**EXERCISE GOAL**
Give all of the lines again exactly as they read.

**ROWS**
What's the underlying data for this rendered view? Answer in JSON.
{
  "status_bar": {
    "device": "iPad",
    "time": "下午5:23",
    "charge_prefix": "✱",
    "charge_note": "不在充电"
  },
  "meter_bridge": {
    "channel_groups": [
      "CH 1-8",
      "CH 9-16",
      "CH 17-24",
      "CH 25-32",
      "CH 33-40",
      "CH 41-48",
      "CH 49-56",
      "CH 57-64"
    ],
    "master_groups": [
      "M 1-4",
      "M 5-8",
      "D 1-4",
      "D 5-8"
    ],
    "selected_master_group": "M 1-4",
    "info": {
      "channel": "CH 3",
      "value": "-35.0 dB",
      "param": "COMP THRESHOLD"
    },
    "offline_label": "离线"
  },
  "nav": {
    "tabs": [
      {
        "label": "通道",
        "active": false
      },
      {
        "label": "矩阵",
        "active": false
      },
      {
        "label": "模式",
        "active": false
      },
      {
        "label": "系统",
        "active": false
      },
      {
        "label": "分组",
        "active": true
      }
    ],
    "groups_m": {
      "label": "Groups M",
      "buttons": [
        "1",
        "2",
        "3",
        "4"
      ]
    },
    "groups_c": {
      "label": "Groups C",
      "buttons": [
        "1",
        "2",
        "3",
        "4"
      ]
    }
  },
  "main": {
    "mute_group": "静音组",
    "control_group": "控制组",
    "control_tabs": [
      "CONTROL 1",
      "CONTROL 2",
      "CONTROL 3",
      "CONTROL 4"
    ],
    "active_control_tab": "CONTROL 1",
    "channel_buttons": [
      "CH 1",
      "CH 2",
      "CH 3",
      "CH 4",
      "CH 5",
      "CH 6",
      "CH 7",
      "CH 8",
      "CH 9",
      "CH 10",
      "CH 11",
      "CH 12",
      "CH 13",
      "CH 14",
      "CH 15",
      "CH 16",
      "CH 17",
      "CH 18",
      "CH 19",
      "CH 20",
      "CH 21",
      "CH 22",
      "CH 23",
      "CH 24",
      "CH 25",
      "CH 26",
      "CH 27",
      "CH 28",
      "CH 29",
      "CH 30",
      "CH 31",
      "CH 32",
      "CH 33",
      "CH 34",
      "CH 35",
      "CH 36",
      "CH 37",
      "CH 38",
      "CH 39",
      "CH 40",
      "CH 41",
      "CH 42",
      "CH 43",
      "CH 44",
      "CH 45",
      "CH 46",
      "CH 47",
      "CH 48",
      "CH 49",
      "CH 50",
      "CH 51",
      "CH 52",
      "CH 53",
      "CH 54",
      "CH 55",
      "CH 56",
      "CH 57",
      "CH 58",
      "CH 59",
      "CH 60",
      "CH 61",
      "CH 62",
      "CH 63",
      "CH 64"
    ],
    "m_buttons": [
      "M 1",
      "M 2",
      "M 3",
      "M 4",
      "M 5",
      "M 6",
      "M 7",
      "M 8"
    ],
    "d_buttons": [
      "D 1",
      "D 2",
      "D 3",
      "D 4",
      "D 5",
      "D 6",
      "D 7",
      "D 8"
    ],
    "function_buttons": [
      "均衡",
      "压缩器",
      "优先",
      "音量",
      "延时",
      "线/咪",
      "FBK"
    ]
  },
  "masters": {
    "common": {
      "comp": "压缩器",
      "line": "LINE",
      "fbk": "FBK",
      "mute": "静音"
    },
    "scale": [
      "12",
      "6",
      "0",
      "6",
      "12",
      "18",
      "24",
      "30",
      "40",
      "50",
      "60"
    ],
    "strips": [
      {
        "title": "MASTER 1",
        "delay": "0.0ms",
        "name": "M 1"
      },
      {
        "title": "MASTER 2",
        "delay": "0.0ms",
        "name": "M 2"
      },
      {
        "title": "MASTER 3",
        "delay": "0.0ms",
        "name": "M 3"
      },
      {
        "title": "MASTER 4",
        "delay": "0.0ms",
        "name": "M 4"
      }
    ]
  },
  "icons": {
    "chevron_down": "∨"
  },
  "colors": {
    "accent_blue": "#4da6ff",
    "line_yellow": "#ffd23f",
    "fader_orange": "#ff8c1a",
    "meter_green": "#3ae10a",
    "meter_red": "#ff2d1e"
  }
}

**WRITTEN ANSWER**
What's the underlying data for this rendered view? Answer in JSON.
{
  "status_bar": {
    "device": "iPad",
    "time": "下午5:23",
    "charge_prefix": "✱",
    "charge_note": "不在充电"
  },
  "meter_bridge": {
    "channel_groups": [
      "CH 1-8",
      "CH 9-16",
      "CH 17-24",
      "CH 25-32",
      "CH 33-40",
      "CH 41-48",
      "CH 49-56",
      "CH 57-64"
    ],
    "master_groups": [
      "M 1-4",
      "M 5-8",
      "D 1-4",
      "D 5-8"
    ],
    "selected_master_group": "M 1-4",
    "info": {
      "channel": "CH 3",
      "value": "-35.0 dB",
      "param": "COMP THRESHOLD"
    },
    "offline_label": "离线"
  },
  "nav": {
    "tabs": [
      {
        "label": "通道",
        "active": false
      },
      {
        "label": "矩阵",
        "active": false
      },
      {
        "label": "模式",
        "active": false
      },
      {
        "label": "系统",
        "active": false
      },
      {
        "label": "分组",
        "active": true
      }
    ],
    "groups_m": {
      "label": "Groups M",
      "buttons": [
        "1",
        "2",
        "3",
        "4"
      ]
    },
    "groups_c": {
      "label": "Groups C",
      "buttons": [
        "1",
        "2",
        "3",
        "4"
      ]
    }
  },
  "main": {
    "mute_group": "静音组",
    "control_group": "控制组",
    "control_tabs": [
      "CONTROL 1",
      "CONTROL 2",
      "CONTROL 3",
      "CONTROL 4"
    ],
    "active_control_tab": "CONTROL 1",
    "channel_buttons": [
      "CH 1",
      "CH 2",
      "CH 3",
      "CH 4",
      "CH 5",
      "CH 6",
      "CH 7",
      "CH 8",
      "CH 9",
      "CH 10",
      "CH 11",
      "CH 12",
      "CH 13",
      "CH 14",
      "CH 15",
      "CH 16",
      "CH 17",
      "CH 18",
      "CH 19",
      "CH 20",
      "CH 21",
      "CH 22",
      "CH 23",
      "CH 24",
      "CH 25",
      "CH 26",
      "CH 27",
      "CH 28",
      "CH 29",
      "CH 30",
      "CH 31",
      "CH 32",
      "CH 33",
      "CH 34",
      "CH 35",
      "CH 36",
      "CH 37",
      "CH 38",
      "CH 39",
      "CH 40",
      "CH 41",
      "CH 42",
      "CH 43",
      "CH 44",
      "CH 45",
      "CH 46",
      "CH 47",
      "CH 48",
      "CH 49",
      "CH 50",
      "CH 51",
      "CH 52",
      "CH 53",
      "CH 54",
      "CH 55",
      "CH 56",
      "CH 57",
      "CH 58",
      "CH 59",
      "CH 60",
      "CH 61",
      "CH 62",
      "CH 63",
      "CH 64"
    ],
    "m_buttons": [
      "M 1",
      "M 2",
      "M 3",
      "M 4",
      "M 5",
      "M 6",
      "M 7",
      "M 8"
    ],
    "d_buttons": [
      "D 1",
      "D 2",
      "D 3",
      "D 4",
      "D 5",
      "D 6",
      "D 7",
      "D 8"
    ],
    "function_buttons": [
      "均衡",
      "压缩器",
      "优先",
      "音量",
      "延时",
      "线/咪",
      "FBK"
    ]
  },
  "masters": {
    "common": {
      "comp": "压缩器",
      "line": "LINE",
      "fbk": "FBK",
      "mute": "静音"
    },
    "scale": [
      "12",
      "6",
      "0",
      "6",
      "12",
      "18",
      "24",
      "30",
      "40",
      "50",
      "60"
    ],
    "strips": [
      {
        "title": "MASTER 1",
        "delay": "0.0ms",
        "name": "M 1"
      },
      {
        "title": "MASTER 2",
        "delay": "0.0ms",
        "name": "M 2"
      },
      {
        "title": "MASTER 3",
        "delay": "0.0ms",
        "name": "M 3"
      },
      {
        "title": "MASTER 4",
        "delay": "0.0ms",
        "name": "M 4"
      }
    ]
  },
  "icons": {
    "chevron_down": "∨"
  },
  "colors": {
    "accent_blue": "#4da6ff",
    "line_yellow": "#ffd23f",
    "fader_orange": "#ff8c1a",
    "meter_green": "#3ae10a",
    "meter_red": "#ff2d1e"
  }
}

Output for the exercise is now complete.